• Task statement:
Write out the records beneath this line exactly as they appear, minus any images.

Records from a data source
↓↓↓

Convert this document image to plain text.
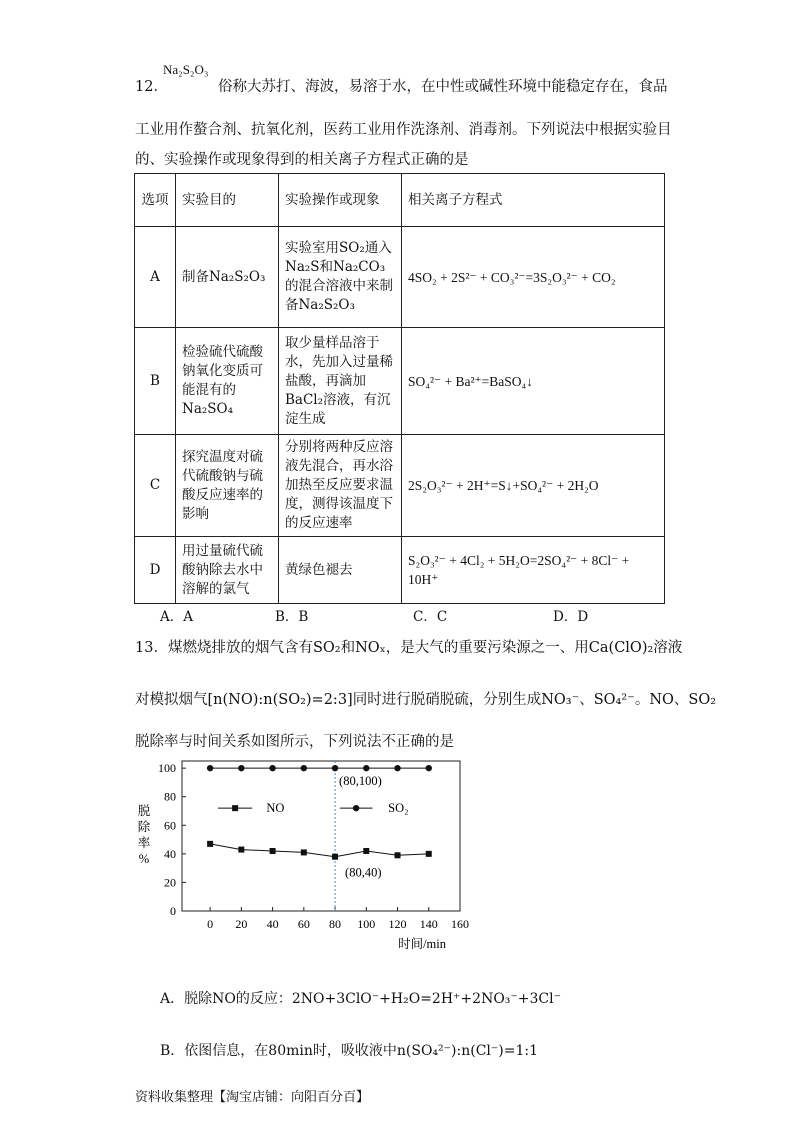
12．
Na₂S₂O₃
俗称大苏打、海波，易溶于水，在中性或碱性环境中能稳定存在，食品
工业用作螯合剂、抗氧化剂，医药工业用作洗涤剂、消毒剂。下列说法中根据实验目
的、实验操作或现象得到的相关离子方程式正确的是
选项	实验目的	实验操作或现象	相关离子方程式
A	制备Na₂S₂O₃	实验室用SO₂通入Na₂S和Na₂CO₃的混合溶液中来制备Na₂S₂O₃	4SO₂ + 2S²⁻ + CO₃²⁻=3S₂O₃²⁻ + CO₂
B	检验硫代硫酸钠氧化变质可能混有的Na₂SO₄	取少量样品溶于水，先加入过量稀盐酸，再滴加BaCl₂溶液，有沉淀生成	SO₄²⁻ + Ba²⁺=BaSO₄↓
C	探究温度对硫代硫酸钠与硫酸反应速率的影响	分别将两种反应溶液先混合，再水浴加热至反应要求温度，测得该温度下的反应速率	2S₂O₃²⁻ + 2H⁺=S↓+SO₄²⁻ + 2H₂O
D	用过量硫代硫酸钠除去水中溶解的氯气	黄绿色褪去	S₂O₃²⁻ + 4Cl₂ + 5H₂O=2SO₄²⁻ + 8Cl⁻ + 10H⁺
A．A	B．B	C．C	D．D
13．煤燃烧排放的烟气含有SO₂和NOₓ，是大气的重要污染源之一、用Ca(ClO)₂溶液
对模拟烟气[n(NO):n(SO₂)=2:3]同时进行脱硝脱硫，分别生成NO₃⁻、SO₄²⁻。NO、SO₂
脱除率与时间关系如图所示，下列说法不正确的是
0
20
40
60
80
100
0 20 40 60 80 100 120 140 160
时间/min
脱
除
率
%
NO	SO₂
(80,100)
(80,40)
A．脱除NO的反应：2NO+3ClO⁻+H₂O=2H⁺+2NO₃⁻+3Cl⁻
B．依图信息，在80min时，吸收液中n(SO₄²⁻):n(Cl⁻)=1:1
资料收集整理【淘宝店铺：向阳百分百】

↑↑↑

• Finished exercise:
Convert this document image to plain text.
12．
Na₂S₂O₃
俗称大苏打、海波，易溶于水，在中性或碱性环境中能稳定存在，食品
工业用作螯合剂、抗氧化剂，医药工业用作洗涤剂、消毒剂。下列说法中根据实验目
的、实验操作或现象得到的相关离子方程式正确的是
选项	实验目的	实验操作或现象	相关离子方程式
A	制备Na₂S₂O₃	实验室用SO₂通入Na₂S和Na₂CO₃的混合溶液中来制备Na₂S₂O₃	4SO₂ + 2S²⁻ + CO₃²⁻=3S₂O₃²⁻ + CO₂
B	检验硫代硫酸钠氧化变质可能混有的Na₂SO₄	取少量样品溶于水，先加入过量稀盐酸，再滴加BaCl₂溶液，有沉淀生成	SO₄²⁻ + Ba²⁺=BaSO₄↓
C	探究温度对硫代硫酸钠与硫酸反应速率的影响	分别将两种反应溶液先混合，再水浴加热至反应要求温度，测得该温度下的反应速率	2S₂O₃²⁻ + 2H⁺=S↓+SO₄²⁻ + 2H₂O
D	用过量硫代硫酸钠除去水中溶解的氯气	黄绿色褪去	S₂O₃²⁻ + 4Cl₂ + 5H₂O=2SO₄²⁻ + 8Cl⁻ + 10H⁺
A．A	B．B	C．C	D．D
13．煤燃烧排放的烟气含有SO₂和NOₓ，是大气的重要污染源之一、用Ca(ClO)₂溶液
对模拟烟气[n(NO):n(SO₂)=2:3]同时进行脱硝脱硫，分别生成NO₃⁻、SO₄²⁻。NO、SO₂
脱除率与时间关系如图所示，下列说法不正确的是
0
20
40
60
80
100
0 20 40 60 80 100 120 140 160
时间/min
脱
除
率
%
NO	SO₂
(80,100)
(80,40)
A．脱除NO的反应：2NO+3ClO⁻+H₂O=2H⁺+2NO₃⁻+3Cl⁻
B．依图信息，在80min时，吸收液中n(SO₄²⁻):n(Cl⁻)=1:1
资料收集整理【淘宝店铺：向阳百分百】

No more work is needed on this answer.